• SHORT PROBLEM:
Copy out every line of the records where the string "this" occurs.
#### PROVIDED INFORMATION
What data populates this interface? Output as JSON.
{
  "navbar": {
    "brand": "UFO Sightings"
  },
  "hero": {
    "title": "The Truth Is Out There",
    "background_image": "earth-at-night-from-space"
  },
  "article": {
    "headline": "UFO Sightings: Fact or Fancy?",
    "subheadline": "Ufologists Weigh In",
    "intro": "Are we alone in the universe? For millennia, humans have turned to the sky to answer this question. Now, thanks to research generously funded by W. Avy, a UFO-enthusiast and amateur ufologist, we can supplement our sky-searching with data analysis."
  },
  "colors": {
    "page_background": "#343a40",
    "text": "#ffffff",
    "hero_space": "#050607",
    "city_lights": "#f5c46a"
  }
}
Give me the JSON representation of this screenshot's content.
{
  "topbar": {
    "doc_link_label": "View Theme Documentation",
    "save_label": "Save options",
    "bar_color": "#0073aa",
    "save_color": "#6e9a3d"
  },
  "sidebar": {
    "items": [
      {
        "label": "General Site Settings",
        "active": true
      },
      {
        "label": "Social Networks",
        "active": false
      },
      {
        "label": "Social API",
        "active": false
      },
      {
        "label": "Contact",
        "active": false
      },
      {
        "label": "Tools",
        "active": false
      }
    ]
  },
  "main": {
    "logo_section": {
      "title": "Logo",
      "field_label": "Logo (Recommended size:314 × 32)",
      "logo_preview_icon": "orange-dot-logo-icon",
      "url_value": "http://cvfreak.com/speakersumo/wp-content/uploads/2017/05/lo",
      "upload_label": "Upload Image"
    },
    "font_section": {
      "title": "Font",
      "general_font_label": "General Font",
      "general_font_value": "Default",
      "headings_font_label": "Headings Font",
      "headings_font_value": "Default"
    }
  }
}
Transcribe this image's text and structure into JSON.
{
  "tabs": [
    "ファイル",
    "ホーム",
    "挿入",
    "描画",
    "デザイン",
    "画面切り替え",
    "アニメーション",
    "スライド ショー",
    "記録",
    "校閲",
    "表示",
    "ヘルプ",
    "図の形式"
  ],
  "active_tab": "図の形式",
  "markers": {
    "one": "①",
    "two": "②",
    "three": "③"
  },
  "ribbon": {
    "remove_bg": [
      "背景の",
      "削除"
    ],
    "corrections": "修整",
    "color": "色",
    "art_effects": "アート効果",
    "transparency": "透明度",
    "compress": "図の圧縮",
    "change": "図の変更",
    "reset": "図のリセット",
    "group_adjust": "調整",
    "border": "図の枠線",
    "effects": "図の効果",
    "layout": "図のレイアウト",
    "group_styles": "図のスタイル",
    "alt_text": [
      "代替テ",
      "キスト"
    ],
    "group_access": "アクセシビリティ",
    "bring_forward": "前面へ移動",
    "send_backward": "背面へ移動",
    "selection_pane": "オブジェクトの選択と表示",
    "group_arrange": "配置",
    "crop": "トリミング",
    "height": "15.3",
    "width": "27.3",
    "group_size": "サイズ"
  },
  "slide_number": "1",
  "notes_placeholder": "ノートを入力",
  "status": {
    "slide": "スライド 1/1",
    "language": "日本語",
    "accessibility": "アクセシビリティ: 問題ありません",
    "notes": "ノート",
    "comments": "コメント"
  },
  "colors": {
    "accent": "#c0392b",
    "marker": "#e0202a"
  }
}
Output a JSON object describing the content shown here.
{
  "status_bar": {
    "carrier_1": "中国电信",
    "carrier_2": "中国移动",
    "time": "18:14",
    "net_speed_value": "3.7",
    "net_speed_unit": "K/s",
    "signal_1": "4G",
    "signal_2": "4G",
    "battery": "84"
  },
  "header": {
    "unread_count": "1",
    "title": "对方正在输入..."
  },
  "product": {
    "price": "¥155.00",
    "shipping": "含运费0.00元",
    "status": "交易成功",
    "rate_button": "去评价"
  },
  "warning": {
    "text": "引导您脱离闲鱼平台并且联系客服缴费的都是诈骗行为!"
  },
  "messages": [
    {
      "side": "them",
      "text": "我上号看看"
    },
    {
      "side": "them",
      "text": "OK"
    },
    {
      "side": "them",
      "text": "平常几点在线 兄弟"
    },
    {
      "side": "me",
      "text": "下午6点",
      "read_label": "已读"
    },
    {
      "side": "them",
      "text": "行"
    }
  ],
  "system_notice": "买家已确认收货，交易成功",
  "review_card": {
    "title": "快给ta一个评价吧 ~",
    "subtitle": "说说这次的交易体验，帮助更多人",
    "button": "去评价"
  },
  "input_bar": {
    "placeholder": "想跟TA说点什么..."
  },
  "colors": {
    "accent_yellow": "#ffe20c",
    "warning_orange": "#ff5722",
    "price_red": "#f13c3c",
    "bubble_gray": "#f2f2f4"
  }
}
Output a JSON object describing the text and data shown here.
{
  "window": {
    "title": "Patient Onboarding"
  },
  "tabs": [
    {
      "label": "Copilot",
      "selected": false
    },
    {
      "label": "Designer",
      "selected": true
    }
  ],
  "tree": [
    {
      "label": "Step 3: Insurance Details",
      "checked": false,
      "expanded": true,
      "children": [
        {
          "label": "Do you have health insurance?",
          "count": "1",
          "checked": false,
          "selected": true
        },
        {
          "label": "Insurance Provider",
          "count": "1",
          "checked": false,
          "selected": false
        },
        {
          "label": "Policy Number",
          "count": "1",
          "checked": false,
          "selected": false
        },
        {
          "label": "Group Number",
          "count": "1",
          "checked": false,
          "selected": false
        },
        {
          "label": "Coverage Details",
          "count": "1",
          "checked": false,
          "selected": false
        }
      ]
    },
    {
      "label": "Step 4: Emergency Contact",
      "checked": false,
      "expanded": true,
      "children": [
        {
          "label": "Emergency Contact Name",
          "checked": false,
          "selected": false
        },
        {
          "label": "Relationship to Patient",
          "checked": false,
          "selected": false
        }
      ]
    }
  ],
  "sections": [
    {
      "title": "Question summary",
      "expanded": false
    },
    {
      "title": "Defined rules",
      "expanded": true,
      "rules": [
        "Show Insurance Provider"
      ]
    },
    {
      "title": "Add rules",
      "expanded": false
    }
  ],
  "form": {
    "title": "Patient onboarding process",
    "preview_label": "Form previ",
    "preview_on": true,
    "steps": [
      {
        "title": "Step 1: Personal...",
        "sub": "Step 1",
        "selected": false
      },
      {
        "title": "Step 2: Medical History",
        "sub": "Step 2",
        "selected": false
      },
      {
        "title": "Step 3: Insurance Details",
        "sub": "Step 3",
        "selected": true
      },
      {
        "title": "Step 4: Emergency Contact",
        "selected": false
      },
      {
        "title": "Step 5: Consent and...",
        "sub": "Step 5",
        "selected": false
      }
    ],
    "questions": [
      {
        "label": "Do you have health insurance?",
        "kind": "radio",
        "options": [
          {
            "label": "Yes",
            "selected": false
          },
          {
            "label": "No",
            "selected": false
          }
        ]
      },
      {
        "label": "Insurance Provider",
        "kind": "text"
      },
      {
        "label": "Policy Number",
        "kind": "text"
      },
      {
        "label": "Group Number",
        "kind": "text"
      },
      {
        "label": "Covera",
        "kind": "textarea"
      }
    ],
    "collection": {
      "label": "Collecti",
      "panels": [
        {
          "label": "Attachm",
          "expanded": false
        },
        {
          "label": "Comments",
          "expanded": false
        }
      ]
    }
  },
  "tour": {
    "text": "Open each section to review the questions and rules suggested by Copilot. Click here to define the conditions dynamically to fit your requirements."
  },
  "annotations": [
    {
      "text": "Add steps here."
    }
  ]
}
########
• CORRECT RESULT:
What data populates this interface? Output as JSON.
    "intro": "Are we alone in the universe? For millennia, humans have turned to the sky to answer this question. Now, thanks to research generously funded by W. Avy, a UFO-enthusiast and amateur ufologist, we can supplement our sky-searching with data analysis."
Give me the JSON representation of this screenshot's content.
Transcribe this image's text and structure into JSON.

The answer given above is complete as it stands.